[What this task involves]
Transcribe the records below exactly, leaving out any pictures.

[Rows from a figure dataset]
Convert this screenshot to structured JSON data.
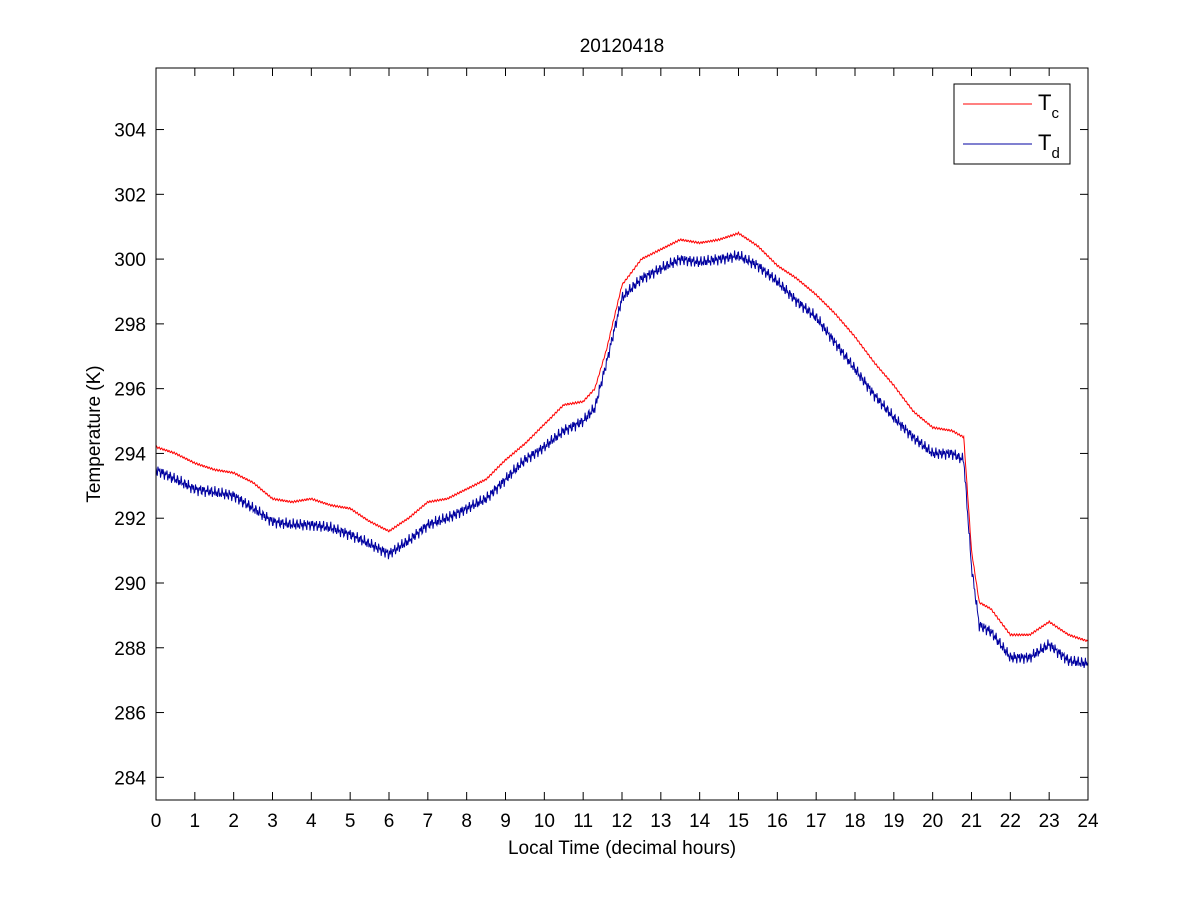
{
  "chart_data": {
    "type": "line",
    "title": "20120418",
    "xlabel": "Local Time (decimal hours)",
    "ylabel": "Temperature (K)",
    "xlim": [
      0,
      24
    ],
    "ylim": [
      283.3,
      305.9
    ],
    "xticks": [
      0,
      1,
      2,
      3,
      4,
      5,
      6,
      7,
      8,
      9,
      10,
      11,
      12,
      13,
      14,
      15,
      16,
      17,
      18,
      19,
      20,
      21,
      22,
      23,
      24
    ],
    "yticks": [
      284,
      286,
      288,
      290,
      292,
      294,
      296,
      298,
      300,
      302,
      304
    ],
    "grid": false,
    "legend_position": "top-right",
    "series": [
      {
        "name": "T_c",
        "legend_main": "T",
        "legend_sub": "c",
        "color": "#ff0000",
        "x": [
          0,
          0.5,
          1,
          1.5,
          2,
          2.5,
          3,
          3.5,
          4,
          4.5,
          5,
          5.5,
          6,
          6.5,
          7,
          7.5,
          8,
          8.5,
          9,
          9.5,
          10,
          10.5,
          11,
          11.3,
          11.6,
          12,
          12.5,
          13,
          13.5,
          14,
          14.5,
          15,
          15.5,
          16,
          16.5,
          17,
          17.5,
          18,
          18.5,
          19,
          19.5,
          20,
          20.5,
          20.8,
          21,
          21.2,
          21.5,
          22,
          22.5,
          23,
          23.5,
          24
        ],
        "y": [
          294.2,
          294.0,
          293.7,
          293.5,
          293.4,
          293.1,
          292.6,
          292.5,
          292.6,
          292.4,
          292.3,
          291.9,
          291.6,
          292.0,
          292.5,
          292.6,
          292.9,
          293.2,
          293.8,
          294.3,
          294.9,
          295.5,
          295.6,
          296.0,
          297.2,
          299.2,
          300.0,
          300.3,
          300.6,
          300.5,
          300.6,
          300.8,
          300.4,
          299.8,
          299.4,
          298.9,
          298.3,
          297.6,
          296.8,
          296.1,
          295.3,
          294.8,
          294.7,
          294.5,
          291.0,
          289.4,
          289.2,
          288.4,
          288.4,
          288.8,
          288.4,
          288.2
        ]
      },
      {
        "name": "T_d",
        "legend_main": "T",
        "legend_sub": "d",
        "color": "#0000a0",
        "x": [
          0,
          0.5,
          1,
          1.5,
          2,
          2.5,
          3,
          3.5,
          4,
          4.5,
          5,
          5.5,
          6,
          6.5,
          7,
          7.5,
          8,
          8.5,
          9,
          9.5,
          10,
          10.5,
          11,
          11.3,
          11.6,
          12,
          12.5,
          13,
          13.5,
          14,
          14.5,
          15,
          15.5,
          16,
          16.5,
          17,
          17.5,
          18,
          18.5,
          19,
          19.5,
          20,
          20.5,
          20.8,
          21,
          21.2,
          21.5,
          22,
          22.5,
          23,
          23.5,
          24
        ],
        "y": [
          293.5,
          293.2,
          292.9,
          292.8,
          292.7,
          292.3,
          291.9,
          291.8,
          291.8,
          291.7,
          291.5,
          291.2,
          290.9,
          291.3,
          291.8,
          292.0,
          292.3,
          292.6,
          293.2,
          293.8,
          294.2,
          294.7,
          295.0,
          295.4,
          296.8,
          298.8,
          299.4,
          299.7,
          300.0,
          299.9,
          300.0,
          300.1,
          299.8,
          299.3,
          298.7,
          298.2,
          297.4,
          296.6,
          295.8,
          295.1,
          294.5,
          294.0,
          294.0,
          293.8,
          290.5,
          288.7,
          288.5,
          287.7,
          287.7,
          288.1,
          287.6,
          287.5
        ]
      }
    ]
  }
}
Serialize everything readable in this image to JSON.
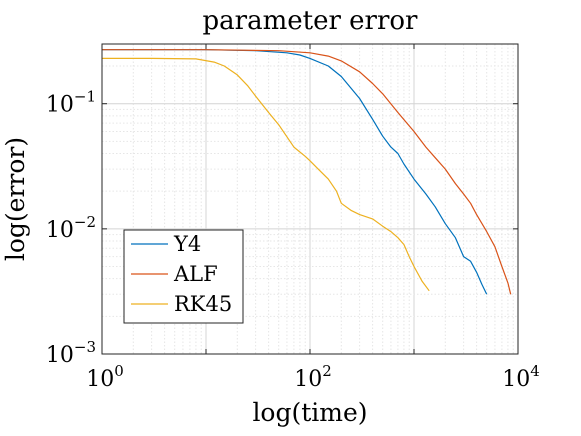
{
  "chart_data": {
    "type": "line",
    "title": "parameter error",
    "xlabel": "log(time)",
    "ylabel": "log(error)",
    "xscale": "log",
    "yscale": "log",
    "xlim": [
      1,
      10000
    ],
    "ylim": [
      0.001,
      0.3
    ],
    "grid": true,
    "minor_grid": true,
    "legend_position": "bottom-left",
    "x_ticks": [
      {
        "value": 1,
        "base": "10",
        "exp": "0"
      },
      {
        "value": 100,
        "base": "10",
        "exp": "2"
      },
      {
        "value": 10000,
        "base": "10",
        "exp": "4"
      }
    ],
    "y_ticks": [
      {
        "value": 0.001,
        "base": "10",
        "exp": "−3"
      },
      {
        "value": 0.01,
        "base": "10",
        "exp": "−2"
      },
      {
        "value": 0.1,
        "base": "10",
        "exp": "−1"
      }
    ],
    "series": [
      {
        "name": "Y4",
        "color": "#0072BD",
        "x": [
          1,
          10,
          30,
          60,
          80,
          100,
          150,
          200,
          300,
          400,
          500,
          600,
          700,
          800,
          1000,
          1300,
          1600,
          2000,
          2500,
          3000,
          3500,
          4000,
          4500,
          5000
        ],
        "y": [
          0.27,
          0.27,
          0.265,
          0.255,
          0.245,
          0.23,
          0.2,
          0.165,
          0.11,
          0.075,
          0.055,
          0.045,
          0.04,
          0.033,
          0.025,
          0.019,
          0.015,
          0.011,
          0.0085,
          0.006,
          0.0055,
          0.0045,
          0.0036,
          0.003
        ]
      },
      {
        "name": "ALF",
        "color": "#D95319",
        "x": [
          1,
          10,
          50,
          100,
          150,
          200,
          300,
          400,
          500,
          700,
          1000,
          1300,
          1600,
          2000,
          2500,
          3000,
          3500,
          4000,
          5000,
          6000,
          7000,
          8000,
          8500
        ],
        "y": [
          0.27,
          0.27,
          0.265,
          0.255,
          0.24,
          0.22,
          0.18,
          0.145,
          0.12,
          0.085,
          0.06,
          0.045,
          0.037,
          0.03,
          0.023,
          0.019,
          0.016,
          0.013,
          0.0095,
          0.0072,
          0.005,
          0.0037,
          0.003
        ]
      },
      {
        "name": "RK45",
        "color": "#EDB120",
        "x": [
          1,
          3,
          8,
          12,
          15,
          20,
          25,
          30,
          40,
          50,
          70,
          90,
          100,
          120,
          150,
          180,
          200,
          250,
          300,
          400,
          500,
          600,
          700,
          800,
          900,
          1000,
          1200,
          1400
        ],
        "y": [
          0.23,
          0.23,
          0.228,
          0.215,
          0.2,
          0.17,
          0.14,
          0.115,
          0.085,
          0.068,
          0.045,
          0.038,
          0.035,
          0.03,
          0.025,
          0.02,
          0.016,
          0.014,
          0.013,
          0.012,
          0.0105,
          0.0095,
          0.0085,
          0.0075,
          0.006,
          0.005,
          0.0038,
          0.0032
        ]
      }
    ]
  }
}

[Output of the task]
Convert this screenshot to structured JSON data.
{
  "chart_data": {
    "type": "line",
    "title": "20120418",
    "xlabel": "Local Time (decimal hours)",
    "ylabel": "Temperature (K)",
    "xlim": [
      0,
      24
    ],
    "ylim": [
      283.3,
      305.9
    ],
    "xticks": [
      0,
      1,
      2,
      3,
      4,
      5,
      6,
      7,
      8,
      9,
      10,
      11,
      12,
      13,
      14,
      15,
      16,
      17,
      18,
      19,
      20,
      21,
      22,
      23,
      24
    ],
    "yticks": [
      284,
      286,
      288,
      290,
      292,
      294,
      296,
      298,
      300,
      302,
      304
    ],
    "grid": false,
    "legend_position": "top-right",
    "series": [
      {
        "name": "T_c",
        "legend_main": "T",
        "legend_sub": "c",
        "color": "#ff0000",
        "x": [
          0,
          0.5,
          1,
          1.5,
          2,
          2.5,
          3,
          3.5,
          4,
          4.5,
          5,
          5.5,
          6,
          6.5,
          7,
          7.5,
          8,
          8.5,
          9,
          9.5,
          10,
          10.5,
          11,
          11.3,
          11.6,
          12,
          12.5,
          13,
          13.5,
          14,
          14.5,
          15,
          15.5,
          16,
          16.5,
          17,
          17.5,
          18,
          18.5,
          19,
          19.5,
          20,
          20.5,
          20.8,
          21,
          21.2,
          21.5,
          22,
          22.5,
          23,
          23.5,
          24
        ],
        "y": [
          294.2,
          294.0,
          293.7,
          293.5,
          293.4,
          293.1,
          292.6,
          292.5,
          292.6,
          292.4,
          292.3,
          291.9,
          291.6,
          292.0,
          292.5,
          292.6,
          292.9,
          293.2,
          293.8,
          294.3,
          294.9,
          295.5,
          295.6,
          296.0,
          297.2,
          299.2,
          300.0,
          300.3,
          300.6,
          300.5,
          300.6,
          300.8,
          300.4,
          299.8,
          299.4,
          298.9,
          298.3,
          297.6,
          296.8,
          296.1,
          295.3,
          294.8,
          294.7,
          294.5,
          291.0,
          289.4,
          289.2,
          288.4,
          288.4,
          288.8,
          288.4,
          288.2
        ]
      },
      {
        "name": "T_d",
        "legend_main": "T",
        "legend_sub": "d",
        "color": "#0000a0",
        "x": [
          0,
          0.5,
          1,
          1.5,
          2,
          2.5,
          3,
          3.5,
          4,
          4.5,
          5,
          5.5,
          6,
          6.5,
          7,
          7.5,
          8,
          8.5,
          9,
          9.5,
          10,
          10.5,
          11,
          11.3,
          11.6,
          12,
          12.5,
          13,
          13.5,
          14,
          14.5,
          15,
          15.5,
          16,
          16.5,
          17,
          17.5,
          18,
          18.5,
          19,
          19.5,
          20,
          20.5,
          20.8,
          21,
          21.2,
          21.5,
          22,
          22.5,
          23,
          23.5,
          24
        ],
        "y": [
          293.5,
          293.2,
          292.9,
          292.8,
          292.7,
          292.3,
          291.9,
          291.8,
          291.8,
          291.7,
          291.5,
          291.2,
          290.9,
          291.3,
          291.8,
          292.0,
          292.3,
          292.6,
          293.2,
          293.8,
          294.2,
          294.7,
          295.0,
          295.4,
          296.8,
          298.8,
          299.4,
          299.7,
          300.0,
          299.9,
          300.0,
          300.1,
          299.8,
          299.3,
          298.7,
          298.2,
          297.4,
          296.6,
          295.8,
          295.1,
          294.5,
          294.0,
          294.0,
          293.8,
          290.5,
          288.7,
          288.5,
          287.7,
          287.7,
          288.1,
          287.6,
          287.5
        ]
      }
    ]
  }
}
Serialize everything readable in this image to JSON.
{
  "chart_data": {
    "type": "line",
    "title": "parameter error",
    "xlabel": "log(time)",
    "ylabel": "log(error)",
    "xscale": "log",
    "yscale": "log",
    "xlim": [
      1,
      10000
    ],
    "ylim": [
      0.001,
      0.3
    ],
    "grid": true,
    "minor_grid": true,
    "legend_position": "bottom-left",
    "x_ticks": [
      {
        "value": 1,
        "base": "10",
        "exp": "0"
      },
      {
        "value": 100,
        "base": "10",
        "exp": "2"
      },
      {
        "value": 10000,
        "base": "10",
        "exp": "4"
      }
    ],
    "y_ticks": [
      {
        "value": 0.001,
        "base": "10",
        "exp": "−3"
      },
      {
        "value": 0.01,
        "base": "10",
        "exp": "−2"
      },
      {
        "value": 0.1,
        "base": "10",
        "exp": "−1"
      }
    ],
    "series": [
      {
        "name": "Y4",
        "color": "#0072BD",
        "x": [
          1,
          10,
          30,
          60,
          80,
          100,
          150,
          200,
          300,
          400,
          500,
          600,
          700,
          800,
          1000,
          1300,
          1600,
          2000,
          2500,
          3000,
          3500,
          4000,
          4500,
          5000
        ],
        "y": [
          0.27,
          0.27,
          0.265,
          0.255,
          0.245,
          0.23,
          0.2,
          0.165,
          0.11,
          0.075,
          0.055,
          0.045,
          0.04,
          0.033,
          0.025,
          0.019,
          0.015,
          0.011,
          0.0085,
          0.006,
          0.0055,
          0.0045,
          0.0036,
          0.003
        ]
      },
      {
        "name": "ALF",
        "color": "#D95319",
        "x": [
          1,
          10,
          50,
          100,
          150,
          200,
          300,
          400,
          500,
          700,
          1000,
          1300,
          1600,
          2000,
          2500,
          3000,
          3500,
          4000,
          5000,
          6000,
          7000,
          8000,
          8500
        ],
        "y": [
          0.27,
          0.27,
          0.265,
          0.255,
          0.24,
          0.22,
          0.18,
          0.145,
          0.12,
          0.085,
          0.06,
          0.045,
          0.037,
          0.03,
          0.023,
          0.019,
          0.016,
          0.013,
          0.0095,
          0.0072,
          0.005,
          0.0037,
          0.003
        ]
      },
      {
        "name": "RK45",
        "color": "#EDB120",
        "x": [
          1,
          3,
          8,
          12,
          15,
          20,
          25,
          30,
          40,
          50,
          70,
          90,
          100,
          120,
          150,
          180,
          200,
          250,
          300,
          400,
          500,
          600,
          700,
          800,
          900,
          1000,
          1200,
          1400
        ],
        "y": [
          0.23,
          0.23,
          0.228,
          0.215,
          0.2,
          0.17,
          0.14,
          0.115,
          0.085,
          0.068,
          0.045,
          0.038,
          0.035,
          0.03,
          0.025,
          0.02,
          0.016,
          0.014,
          0.013,
          0.012,
          0.0105,
          0.0095,
          0.0085,
          0.0075,
          0.006,
          0.005,
          0.0038,
          0.0032
        ]
      }
    ]
  }
}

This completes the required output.